__Records for processing__
-=-=-=-=-

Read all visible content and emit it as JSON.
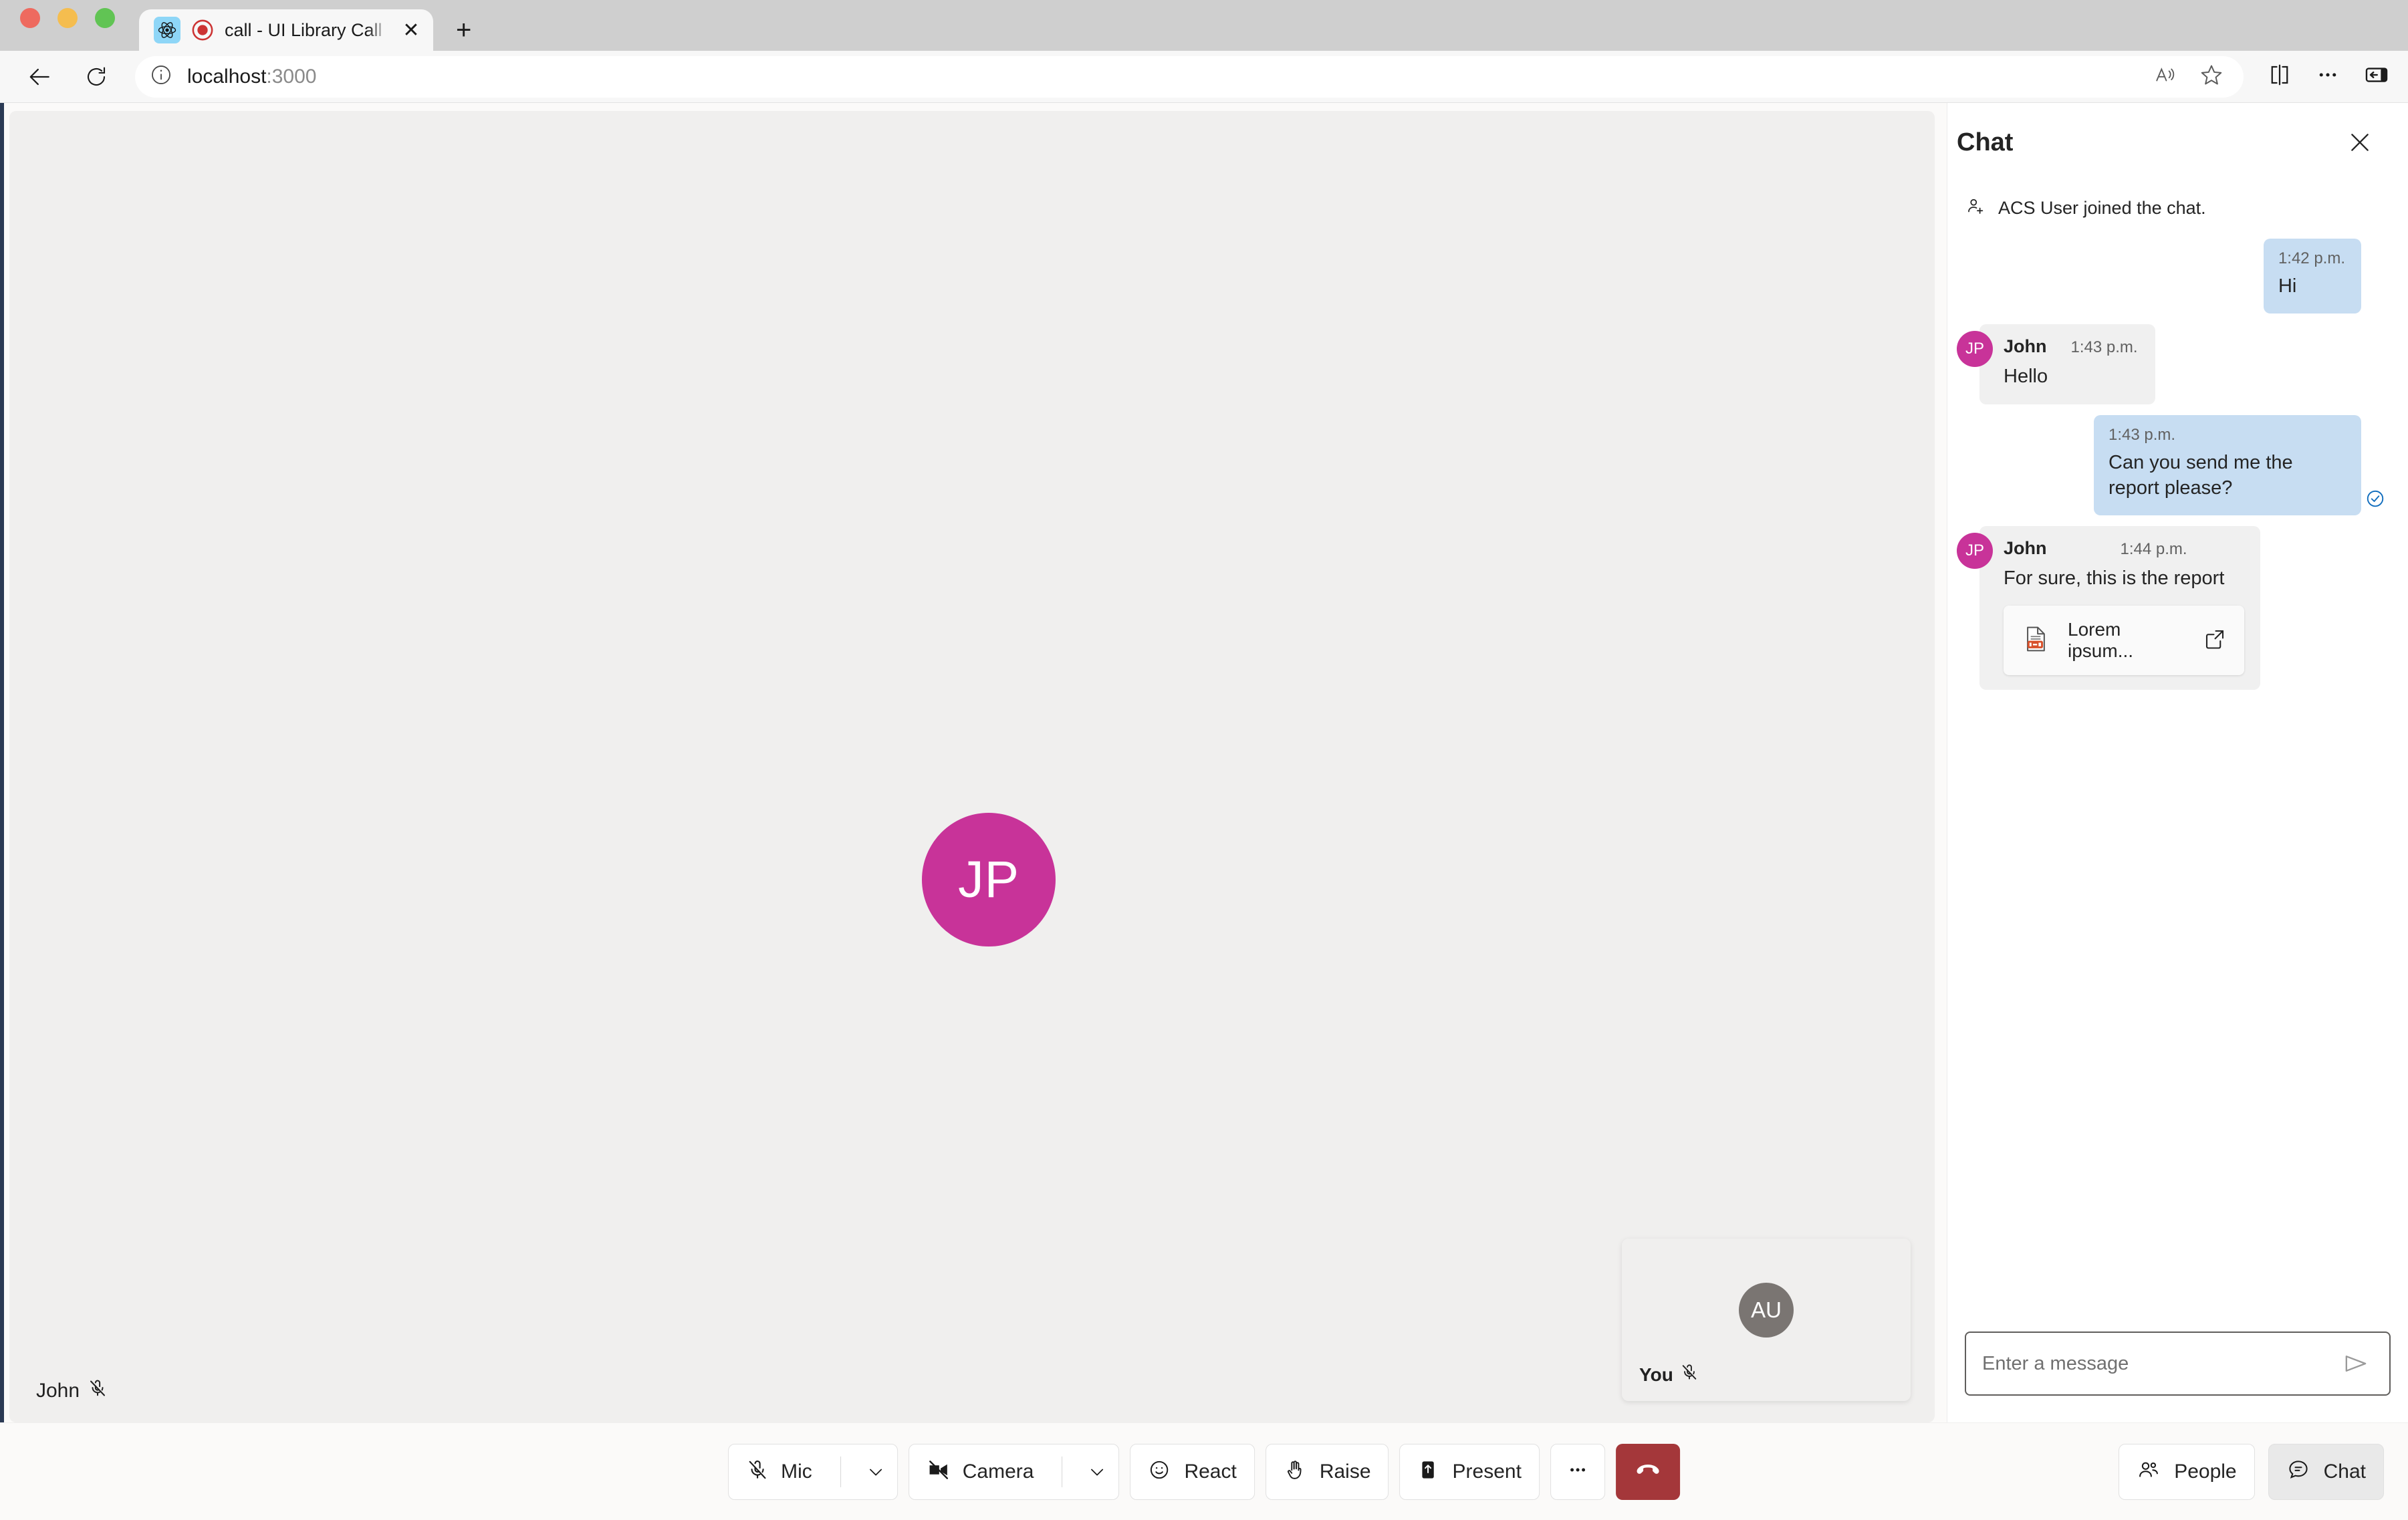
{
  "browser": {
    "tab": {
      "title": "call - UI Library Call With C",
      "favicon_name": "react-logo-icon",
      "recording_indicator": "recording-icon",
      "close_label": "✕"
    },
    "new_tab_label": "+",
    "back_icon": "back-arrow-icon",
    "reload_icon": "reload-icon",
    "omnibox": {
      "info_icon": "site-info-icon",
      "host": "localhost",
      "port": ":3000"
    },
    "toolbar_icons": [
      "read-aloud-icon",
      "favorite-star-icon",
      "split-screen-icon",
      "more-options-icon",
      "collections-icon"
    ]
  },
  "stage": {
    "remote_participant": {
      "initials": "JP",
      "name": "John",
      "muted": true,
      "avatar_color": "#C83399"
    },
    "local_participant": {
      "initials": "AU",
      "name": "You",
      "muted": true,
      "avatar_color": "#7A7572"
    }
  },
  "chat": {
    "title": "Chat",
    "close_label": "✕",
    "system_message": "ACS User joined the chat.",
    "messages": [
      {
        "side": "me",
        "time": "1:42 p.m.",
        "text": "Hi",
        "read": false
      },
      {
        "side": "them",
        "sender": "John",
        "initials": "JP",
        "time": "1:43 p.m.",
        "text": "Hello"
      },
      {
        "side": "me",
        "time": "1:43 p.m.",
        "text": "Can you send me the report please?",
        "read": true
      },
      {
        "side": "them",
        "sender": "John",
        "initials": "JP",
        "time": "1:44 p.m.",
        "text": "For sure, this is the report",
        "attachment": {
          "filename": "Lorem ipsum...",
          "file_icon": "document-file-icon",
          "open_icon": "open-external-icon"
        }
      }
    ],
    "compose": {
      "placeholder": "Enter a message",
      "value": "",
      "send_icon": "send-icon"
    }
  },
  "controls": {
    "mic": {
      "label": "Mic",
      "icon": "mic-off-icon",
      "has_menu": true,
      "menu_icon": "chevron-down-icon"
    },
    "camera": {
      "label": "Camera",
      "icon": "camera-off-icon",
      "has_menu": true,
      "menu_icon": "chevron-down-icon"
    },
    "react": {
      "label": "React",
      "icon": "emoji-react-icon"
    },
    "raise": {
      "label": "Raise",
      "icon": "raise-hand-icon"
    },
    "present": {
      "label": "Present",
      "icon": "share-screen-icon"
    },
    "more": {
      "label": "",
      "icon": "more-horizontal-icon"
    },
    "hangup": {
      "label": "",
      "icon": "end-call-icon",
      "color": "#A4373A"
    },
    "people": {
      "label": "People",
      "icon": "people-icon"
    },
    "chat": {
      "label": "Chat",
      "icon": "chat-bubble-icon",
      "active": true
    }
  }
}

-=-=-=-=-

__Given request__
The answer is a single number: how many lines include the word "time"?

__Full response__
4